What is asked -
Report the count of lines where the string "Nations" appears, and nothing else.

Records for processing -
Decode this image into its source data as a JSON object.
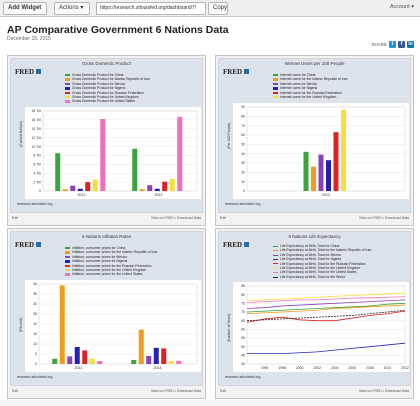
{
  "toolbar": {
    "add_widget": "Add Widget",
    "actions": "Actions",
    "url": "https://research.stlouisfed.org/dashboard/7!",
    "copy": "Copy",
    "account": "Account"
  },
  "page": {
    "title": "AP Comparative Government 6 Nations Data",
    "date": "December 15, 2015",
    "share": "SHARE"
  },
  "colors": {
    "china": "#3aa33a",
    "iran": "#f39c1a",
    "mexico": "#8b3fbe",
    "nigeria": "#2222b8",
    "russia": "#dd2222",
    "uk": "#f7df3a",
    "us": "#f06fbe",
    "world": "#222222"
  },
  "panels": [
    {
      "title": "Gross Domestic Product",
      "source": "research.stlouisfed.org",
      "footer_left": "Edit",
      "footer_right": "View on FRED • Download Data",
      "legend": [
        "Gross Domestic Product for China",
        "Gross Domestic Product for Islamic Republic of Iran",
        "Gross Domestic Product for Mexico",
        "Gross Domestic Product for Nigeria",
        "Gross Domestic Product for Russian Federation",
        "Gross Domestic Product for United Kingdom",
        "Gross Domestic Product for United States"
      ],
      "chart_data": {
        "type": "bar",
        "categories": [
          "2012",
          "2013"
        ],
        "ylabel": "(Current Dollars)",
        "yticks": [
          "0",
          "2 Tril",
          "4 Tril",
          "6 Tril",
          "8 Tril",
          "10 Tril",
          "12 Tril",
          "14 Tril",
          "16 Tril",
          "18 Tril"
        ],
        "ylim": [
          0,
          18
        ],
        "series": [
          {
            "name": "Gross Domestic Product for China",
            "color_key": "china",
            "values": [
              8.5,
              9.5
            ]
          },
          {
            "name": "Gross Domestic Product for Islamic Republic of Iran",
            "color_key": "iran",
            "values": [
              0.4,
              0.4
            ]
          },
          {
            "name": "Gross Domestic Product for Mexico",
            "color_key": "mexico",
            "values": [
              1.2,
              1.3
            ]
          },
          {
            "name": "Gross Domestic Product for Nigeria",
            "color_key": "nigeria",
            "values": [
              0.5,
              0.5
            ]
          },
          {
            "name": "Gross Domestic Product for Russian Federation",
            "color_key": "russia",
            "values": [
              2.0,
              2.1
            ]
          },
          {
            "name": "Gross Domestic Product for United Kingdom",
            "color_key": "uk",
            "values": [
              2.6,
              2.7
            ]
          },
          {
            "name": "Gross Domestic Product for United States",
            "color_key": "us",
            "values": [
              16.2,
              16.7
            ]
          }
        ]
      }
    },
    {
      "title": "Internet Users per 100 People",
      "source": "research.stlouisfed.org",
      "footer_left": "Edit",
      "footer_right": "View on FRED • Download Data",
      "legend": [
        "Internet users for China",
        "Internet users for the Islamic Republic of Iran",
        "Internet users for Mexico",
        "Internet users for Nigeria",
        "Internet users for the Russian Federation",
        "Internet users for the United Kingdom"
      ],
      "chart_data": {
        "type": "bar",
        "categories": [
          "2012"
        ],
        "ylabel": "(Per 100 People)",
        "yticks": [
          "0",
          "10",
          "20",
          "30",
          "40",
          "50",
          "60",
          "70",
          "80",
          "90"
        ],
        "ylim": [
          0,
          90
        ],
        "series": [
          {
            "name": "Internet users for China",
            "color_key": "china",
            "values": [
              42
            ]
          },
          {
            "name": "Internet users for the Islamic Republic of Iran",
            "color_key": "iran",
            "values": [
              26
            ]
          },
          {
            "name": "Internet users for Mexico",
            "color_key": "mexico",
            "values": [
              39
            ]
          },
          {
            "name": "Internet users for Nigeria",
            "color_key": "nigeria",
            "values": [
              33
            ]
          },
          {
            "name": "Internet users for the Russian Federation",
            "color_key": "russia",
            "values": [
              63
            ]
          },
          {
            "name": "Internet users for the United Kingdom",
            "color_key": "uk",
            "values": [
              87
            ]
          }
        ]
      }
    },
    {
      "title": "6 Nations Inflation Rates",
      "source": "research.stlouisfed.org",
      "footer_left": "Edit",
      "footer_right": "View on FRED • Download Data",
      "legend": [
        "Inflation, consumer prices for China",
        "Inflation, consumer prices for the Islamic Republic of Iran",
        "Inflation, consumer prices for Mexico",
        "Inflation, consumer prices for Nigeria",
        "Inflation, consumer prices for the Russian Federation",
        "Inflation, consumer prices for the United Kingdom",
        "Inflation, consumer prices for the United States"
      ],
      "chart_data": {
        "type": "bar",
        "categories": [
          "2013",
          "2014"
        ],
        "ylabel": "(Percent)",
        "yticks": [
          "0",
          "5",
          "10",
          "15",
          "20",
          "25",
          "30",
          "35",
          "40"
        ],
        "ylim": [
          0,
          40
        ],
        "series": [
          {
            "name": "Inflation, consumer prices for China",
            "color_key": "china",
            "values": [
              2.6,
              2.0
            ]
          },
          {
            "name": "Inflation, consumer prices for the Islamic Republic of Iran",
            "color_key": "iran",
            "values": [
              39.3,
              17.2
            ]
          },
          {
            "name": "Inflation, consumer prices for Mexico",
            "color_key": "mexico",
            "values": [
              3.8,
              4.0
            ]
          },
          {
            "name": "Inflation, consumer prices for Nigeria",
            "color_key": "nigeria",
            "values": [
              8.5,
              8.1
            ]
          },
          {
            "name": "Inflation, consumer prices for the Russian Federation",
            "color_key": "russia",
            "values": [
              6.8,
              7.8
            ]
          },
          {
            "name": "Inflation, consumer prices for the United Kingdom",
            "color_key": "uk",
            "values": [
              2.6,
              1.5
            ]
          },
          {
            "name": "Inflation, consumer prices for the United States",
            "color_key": "us",
            "values": [
              1.5,
              1.6
            ]
          }
        ]
      }
    },
    {
      "title": "6 Nations Life Expectancy",
      "source": "research.stlouisfed.org",
      "footer_left": "Edit",
      "footer_right": "View on FRED • Download Data",
      "legend": [
        "Life Expectancy at Birth, Total for China",
        "Life Expectancy at Birth, Total for the Islamic Republic of Iran",
        "Life Expectancy at Birth, Total for Mexico",
        "Life Expectancy at Birth, Total for Nigeria",
        "Life Expectancy at Birth, Total for the Russian Federation",
        "Life Expectancy at Birth, Total for the United Kingdom",
        "Life Expectancy at Birth, Total for the United States",
        "Life Expectancy at Birth, Total for the World"
      ],
      "chart_data": {
        "type": "line",
        "x": [
          1994,
          1996,
          1998,
          2000,
          2002,
          2004,
          2006,
          2008,
          2010,
          2012
        ],
        "xticks": [
          "1996",
          "1998",
          "2000",
          "2002",
          "2004",
          "2006",
          "2008",
          "2010",
          "2012"
        ],
        "ylabel": "(Number of Years)",
        "yticks": [
          "40",
          "45",
          "50",
          "55",
          "60",
          "65",
          "70",
          "75",
          "80",
          "85"
        ],
        "ylim": [
          40,
          85
        ],
        "series": [
          {
            "name": "Life Expectancy at Birth, Total for China",
            "color_key": "china",
            "values": [
              70,
              70.5,
              71,
              71.5,
              72,
              72.5,
              73,
              73.5,
              74.5,
              75
            ]
          },
          {
            "name": "Life Expectancy at Birth, Total for the Islamic Republic of Iran",
            "color_key": "iran",
            "values": [
              69,
              69.5,
              70,
              70.5,
              71,
              72,
              72.5,
              73,
              73.5,
              74
            ]
          },
          {
            "name": "Life Expectancy at Birth, Total for Mexico",
            "color_key": "mexico",
            "values": [
              72,
              72.5,
              73.5,
              74,
              74.5,
              75,
              75.5,
              76,
              76.5,
              77
            ]
          },
          {
            "name": "Life Expectancy at Birth, Total for Nigeria",
            "color_key": "nigeria",
            "values": [
              46,
              46,
              46,
              46.5,
              47,
              48,
              49,
              50,
              51,
              52
            ]
          },
          {
            "name": "Life Expectancy at Birth, Total for the Russian Federation",
            "color_key": "russia",
            "values": [
              64,
              66,
              67,
              65.5,
              65,
              65,
              66.5,
              68,
              69,
              70.5
            ]
          },
          {
            "name": "Life Expectancy at Birth, Total for the United Kingdom",
            "color_key": "uk",
            "values": [
              76.5,
              77,
              77.5,
              78,
              78.5,
              79,
              79.5,
              80,
              80.5,
              81
            ]
          },
          {
            "name": "Life Expectancy at Birth, Total for the United States",
            "color_key": "us",
            "values": [
              75.5,
              76,
              76.5,
              77,
              77,
              77.5,
              78,
              78.2,
              78.5,
              78.8
            ]
          },
          {
            "name": "Life Expectancy at Birth, Total for the World",
            "color_key": "world",
            "values": [
              65,
              65.5,
              66,
              66.5,
              67,
              67.5,
              68,
              69,
              70,
              71
            ],
            "dashed": true
          }
        ]
      }
    }
  ]
}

Written solution -
3